■ STATED GOAL
Identify, in the records below, every line where the string "this" appears, and copy each such line.

■ DATA SHOWN
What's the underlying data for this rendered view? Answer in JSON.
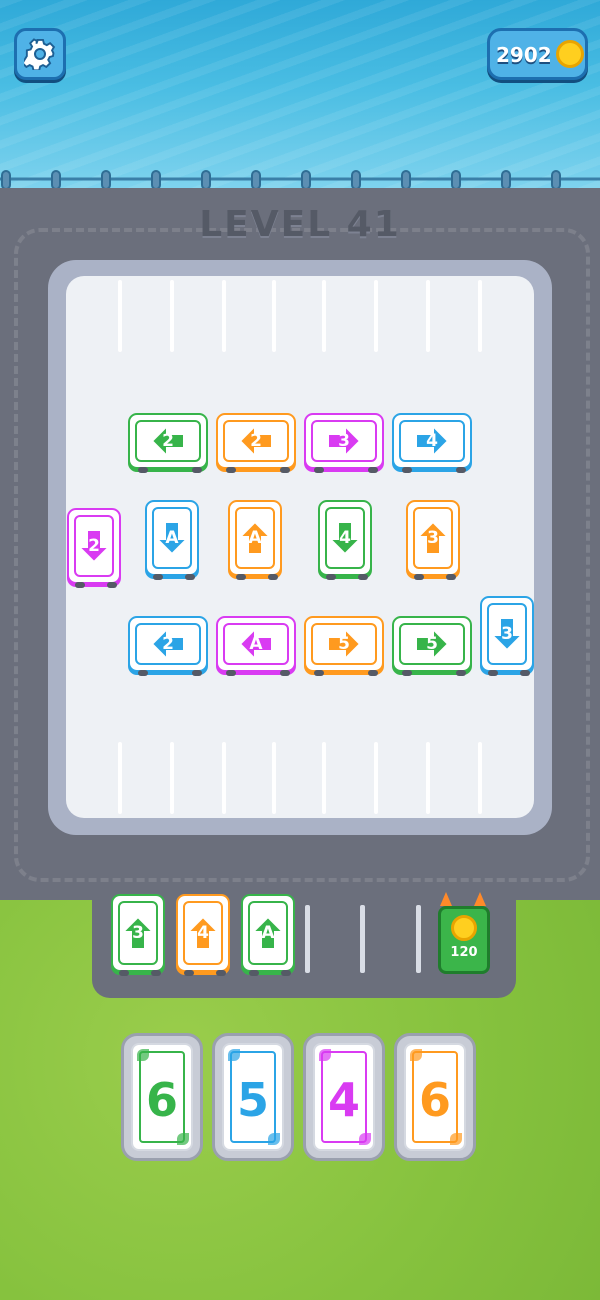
{
  "header": {
    "settings_icon": "gear-icon",
    "coins": "2902",
    "coin_icon": "coin-icon",
    "level_title": "LEVEL 41"
  },
  "colors": {
    "green": "#37b44a",
    "orange": "#ff9a1f",
    "magenta": "#d93bf2",
    "blue": "#2ba4e6"
  },
  "parked_cars": [
    {
      "label": "2",
      "color": "green",
      "direction": "left"
    },
    {
      "label": "2",
      "color": "orange",
      "direction": "left"
    },
    {
      "label": "3",
      "color": "magenta",
      "direction": "right"
    },
    {
      "label": "4",
      "color": "blue",
      "direction": "right"
    },
    {
      "label": "2",
      "color": "magenta",
      "direction": "down"
    },
    {
      "label": "A",
      "color": "blue",
      "direction": "down"
    },
    {
      "label": "A",
      "color": "orange",
      "direction": "up"
    },
    {
      "label": "4",
      "color": "green",
      "direction": "down"
    },
    {
      "label": "3",
      "color": "orange",
      "direction": "up"
    },
    {
      "label": "2",
      "color": "blue",
      "direction": "left"
    },
    {
      "label": "A",
      "color": "magenta",
      "direction": "left"
    },
    {
      "label": "5",
      "color": "orange",
      "direction": "right"
    },
    {
      "label": "5",
      "color": "green",
      "direction": "right"
    },
    {
      "label": "3",
      "color": "blue",
      "direction": "down"
    }
  ],
  "queue_cars": [
    {
      "label": "3",
      "color": "green",
      "direction": "up"
    },
    {
      "label": "4",
      "color": "orange",
      "direction": "up"
    },
    {
      "label": "A",
      "color": "green",
      "direction": "up"
    }
  ],
  "bonus_slot": {
    "cost": "120",
    "icon": "coin-icon"
  },
  "cards": [
    {
      "value": "6",
      "color": "green"
    },
    {
      "value": "5",
      "color": "blue"
    },
    {
      "value": "4",
      "color": "magenta"
    },
    {
      "value": "6",
      "color": "orange"
    }
  ]
}
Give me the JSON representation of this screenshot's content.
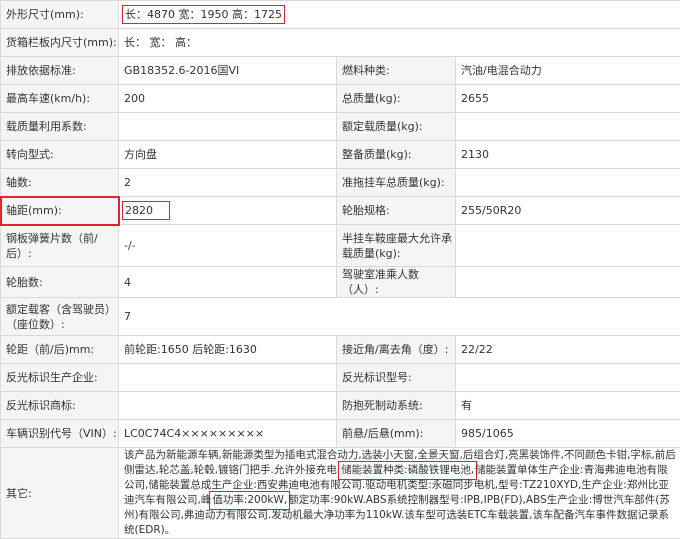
{
  "rows": [
    {
      "l1": "外形尺寸(mm):",
      "v1": "长：4870 宽：1950 高：1725"
    },
    {
      "l1": "货箱栏板内尺寸(mm):",
      "v1": "长：   宽：   高："
    },
    {
      "l1": "排放依据标准:",
      "v1": "GB18352.6-2016国VI",
      "l2": "燃料种类:",
      "v2": "汽油/电混合动力"
    },
    {
      "l1": "最高车速(km/h):",
      "v1": "200",
      "l2": "总质量(kg):",
      "v2": "2655"
    },
    {
      "l1": "载质量利用系数:",
      "v1": "",
      "l2": "额定载质量(kg):",
      "v2": ""
    },
    {
      "l1": "转向型式:",
      "v1": "方向盘",
      "l2": "整备质量(kg):",
      "v2": "2130"
    },
    {
      "l1": "轴数:",
      "v1": "2",
      "l2": "准拖挂车总质量(kg):",
      "v2": ""
    },
    {
      "l1": "轴距(mm):",
      "v1": "2820",
      "l2": "轮胎规格:",
      "v2": "255/50R20"
    },
    {
      "l1": "钢板弹簧片数（前/后）:",
      "v1": "-/-",
      "l2": "半挂车鞍座最大允许承载质量(kg):",
      "v2": ""
    },
    {
      "l1": "轮胎数:",
      "v1": "4",
      "l2": "驾驶室准乘人数（人）:",
      "v2": ""
    },
    {
      "l1": "额定载客（含驾驶员）（座位数）:",
      "v1": "7"
    },
    {
      "l1": "轮距（前/后)mm:",
      "v1": "前轮距:1650 后轮距:1630",
      "l2": "接近角/离去角（度）:",
      "v2": "22/22"
    },
    {
      "l1": "反光标识生产企业:",
      "v1": "",
      "l2": "反光标识型号:",
      "v2": ""
    },
    {
      "l1": "反光标识商标:",
      "v1": "",
      "l2": "防抱死制动系统:",
      "v2": "有"
    },
    {
      "l1": "车辆识别代号（VIN）:",
      "v1": "LC0C74C4×××××××××",
      "l2": "前悬/后悬(mm):",
      "v2": "985/1065"
    }
  ],
  "other": {
    "label": "其它:",
    "p1": "该产品为新能源车辆,新能源类型为插电式混合动力,选装小天窗,全景天窗,后组合灯,亮黑装饰件,不同颜色卡钳,字标,前后侧雷达,轮芯盖,轮毂,镀铬门把手.允许外接充电.",
    "p2": "储能装置种类:磷酸铁锂电池,",
    "p3": "储能装置单体生产企业:青海弗迪电池有限公司,储能装置总成生产企业:西安弗迪电池有限公司.驱动电机类型:永磁同步电机,型号:TZ210XYD,生产企业:郑州比亚迪汽车有限公司,峰",
    "p4": "值功率:200kW,",
    "p5": "额定功率:90kW.ABS系统控制器型号:IPB,IPB(FD),ABS生产企业:博世汽车部件(苏州)有限公司,弗迪动力有限公司.发动机最大净功率为110kW.该车型可选装ETC车载装置,该车配备汽车事件数据记录系统(EDR)。"
  }
}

■ ANSWER
What's the underlying data for this rendered view? Answer in JSON.
Give me the JSON representation of this screenshot's content.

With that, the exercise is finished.